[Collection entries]
· · · ·
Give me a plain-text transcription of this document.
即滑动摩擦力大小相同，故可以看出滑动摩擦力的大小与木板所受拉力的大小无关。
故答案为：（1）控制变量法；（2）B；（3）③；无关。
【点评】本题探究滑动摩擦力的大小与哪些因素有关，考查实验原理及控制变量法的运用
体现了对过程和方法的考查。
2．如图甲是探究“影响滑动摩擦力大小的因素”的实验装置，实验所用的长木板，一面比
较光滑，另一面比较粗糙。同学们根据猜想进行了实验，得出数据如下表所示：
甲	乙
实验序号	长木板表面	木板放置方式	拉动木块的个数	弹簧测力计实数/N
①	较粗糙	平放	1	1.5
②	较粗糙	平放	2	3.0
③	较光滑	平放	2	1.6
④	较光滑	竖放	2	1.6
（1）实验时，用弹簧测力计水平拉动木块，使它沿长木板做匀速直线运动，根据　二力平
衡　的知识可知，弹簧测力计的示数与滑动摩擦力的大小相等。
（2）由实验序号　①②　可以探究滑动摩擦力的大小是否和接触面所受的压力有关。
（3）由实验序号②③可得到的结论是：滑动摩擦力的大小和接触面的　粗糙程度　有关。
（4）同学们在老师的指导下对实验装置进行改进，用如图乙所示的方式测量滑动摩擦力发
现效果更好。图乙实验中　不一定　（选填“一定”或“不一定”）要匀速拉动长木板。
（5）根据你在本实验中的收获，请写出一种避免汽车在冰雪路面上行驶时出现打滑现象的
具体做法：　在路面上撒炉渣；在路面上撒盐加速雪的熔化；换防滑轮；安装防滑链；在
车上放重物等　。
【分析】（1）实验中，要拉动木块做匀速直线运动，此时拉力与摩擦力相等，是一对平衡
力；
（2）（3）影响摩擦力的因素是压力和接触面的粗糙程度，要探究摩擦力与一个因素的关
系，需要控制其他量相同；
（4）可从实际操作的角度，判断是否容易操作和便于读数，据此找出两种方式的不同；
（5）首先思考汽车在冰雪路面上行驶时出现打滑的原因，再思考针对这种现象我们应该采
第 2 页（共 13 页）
· · · ·
Using the listing above, retype each line exactly.

Written reply:
Give me a plain-text transcription of this document.
即滑动摩擦力大小相同，故可以看出滑动摩擦力的大小与木板所受拉力的大小无关。
故答案为：（1）控制变量法；（2）B；（3）③；无关。
【点评】本题探究滑动摩擦力的大小与哪些因素有关，考查实验原理及控制变量法的运用
体现了对过程和方法的考查。
2．如图甲是探究“影响滑动摩擦力大小的因素”的实验装置，实验所用的长木板，一面比
较光滑，另一面比较粗糙。同学们根据猜想进行了实验，得出数据如下表所示：
甲	乙
实验序号	长木板表面	木板放置方式	拉动木块的个数	弹簧测力计实数/N
①	较粗糙	平放	1	1.5
②	较粗糙	平放	2	3.0
③	较光滑	平放	2	1.6
④	较光滑	竖放	2	1.6
（1）实验时，用弹簧测力计水平拉动木块，使它沿长木板做匀速直线运动，根据　二力平
衡　的知识可知，弹簧测力计的示数与滑动摩擦力的大小相等。
（2）由实验序号　①②　可以探究滑动摩擦力的大小是否和接触面所受的压力有关。
（3）由实验序号②③可得到的结论是：滑动摩擦力的大小和接触面的　粗糙程度　有关。
（4）同学们在老师的指导下对实验装置进行改进，用如图乙所示的方式测量滑动摩擦力发
现效果更好。图乙实验中　不一定　（选填“一定”或“不一定”）要匀速拉动长木板。
（5）根据你在本实验中的收获，请写出一种避免汽车在冰雪路面上行驶时出现打滑现象的
具体做法：　在路面上撒炉渣；在路面上撒盐加速雪的熔化；换防滑轮；安装防滑链；在
车上放重物等　。
【分析】（1）实验中，要拉动木块做匀速直线运动，此时拉力与摩擦力相等，是一对平衡
力；
（2）（3）影响摩擦力的因素是压力和接触面的粗糙程度，要探究摩擦力与一个因素的关
系，需要控制其他量相同；
（4）可从实际操作的角度，判断是否容易操作和便于读数，据此找出两种方式的不同；
（5）首先思考汽车在冰雪路面上行驶时出现打滑的原因，再思考针对这种现象我们应该采
第 2 页（共 13 页）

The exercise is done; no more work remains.